Dataset items
============

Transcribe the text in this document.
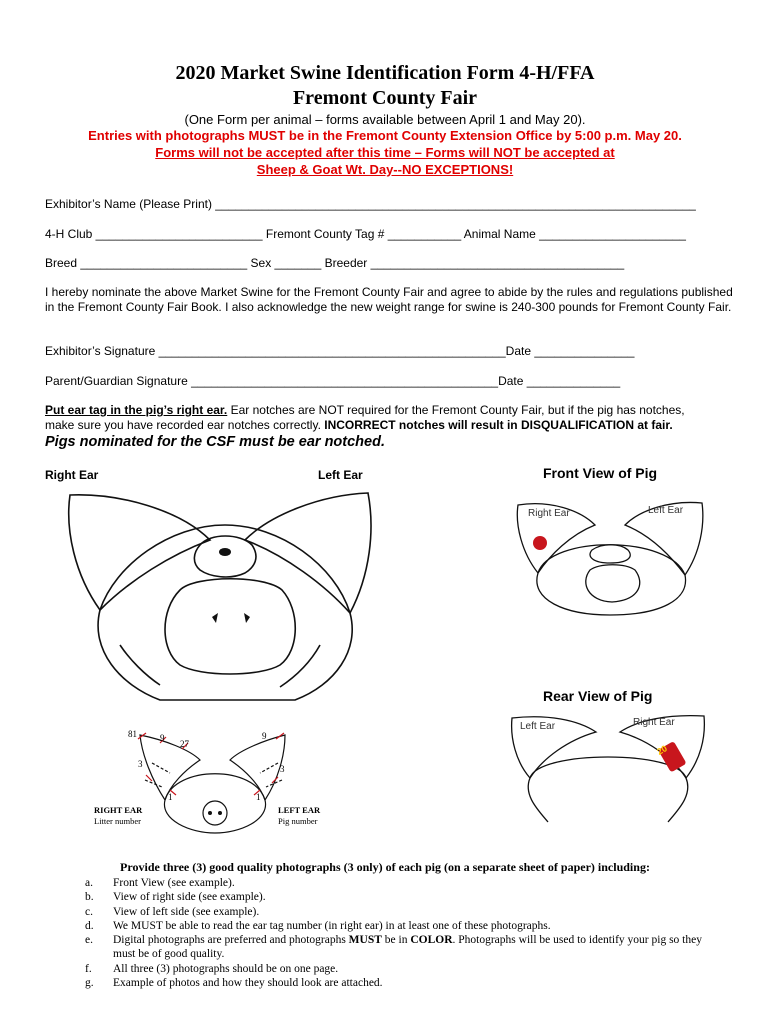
2020 Market Swine Identification Form 4-H/FFA
Fremont County Fair
(One Form per animal – forms available between April 1 and May 20).
Entries with photographs MUST be in the Fremont County Extension Office by 5:00 p.m. May 20.
Forms will not be accepted after this time – Forms will NOT be accepted at
Sheep & Goat Wt. Day--NO EXCEPTIONS!
Exhibitor’s Name (Please Print) ________________________________________________________________________
4-H Club _________________________ Fremont County Tag # ___________ Animal Name ______________________
Breed _________________________ Sex _______ Breeder ______________________________________
I hereby nominate the above Market Swine for the Fremont County Fair and agree to abide by the rules and regulations published in the Fremont County Fair Book. I also acknowledge the new weight range for swine is 240-300 pounds for Fremont County Fair.
Exhibitor’s Signature ____________________________________________________Date _______________
Parent/Guardian Signature ______________________________________________Date ______________
Put ear tag in the pig’s right ear. Ear notches are NOT required for the Fremont County Fair, but if the pig has notches,
make sure you have recorded ear notches correctly. INCORRECT notches will result in DISQUALIFICATION at fair.
Pigs nominated for the CSF must be ear notched.
Right Ear	Left Ear	Front View of Pig
Rear View of Pig
81	9
27
9
3	3
1	1
RIGHT EAR
Litter number
LEFT EAR
Pig number
Right Ear	Left Ear
Left Ear	Right Ear
20
Provide three (3) good quality photographs (3 only) of each pig (on a separate sheet of paper) including:
a. Front View (see example).
b. View of right side (see example).
c. View of left side (see example).
d. We MUST be able to read the ear tag number (in right ear) in at least one of these photographs.
e. Digital photographs are preferred and photographs MUST be in COLOR. Photographs will be used to identify your pig so they must be of good quality.
f. All three (3) photographs should be on one page.
g. Example of photos and how they should look are attached.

============

Check each line of the entries for the string "will". Copy the lines that have it.

• _Problem solution_
Forms will not be accepted after this time – Forms will NOT be accepted at
make sure you have recorded ear notches correctly. INCORRECT notches will result in DISQUALIFICATION at fair.
e. Digital photographs are preferred and photographs MUST be in COLOR. Photographs will be used to identify your pig so they must be of good quality.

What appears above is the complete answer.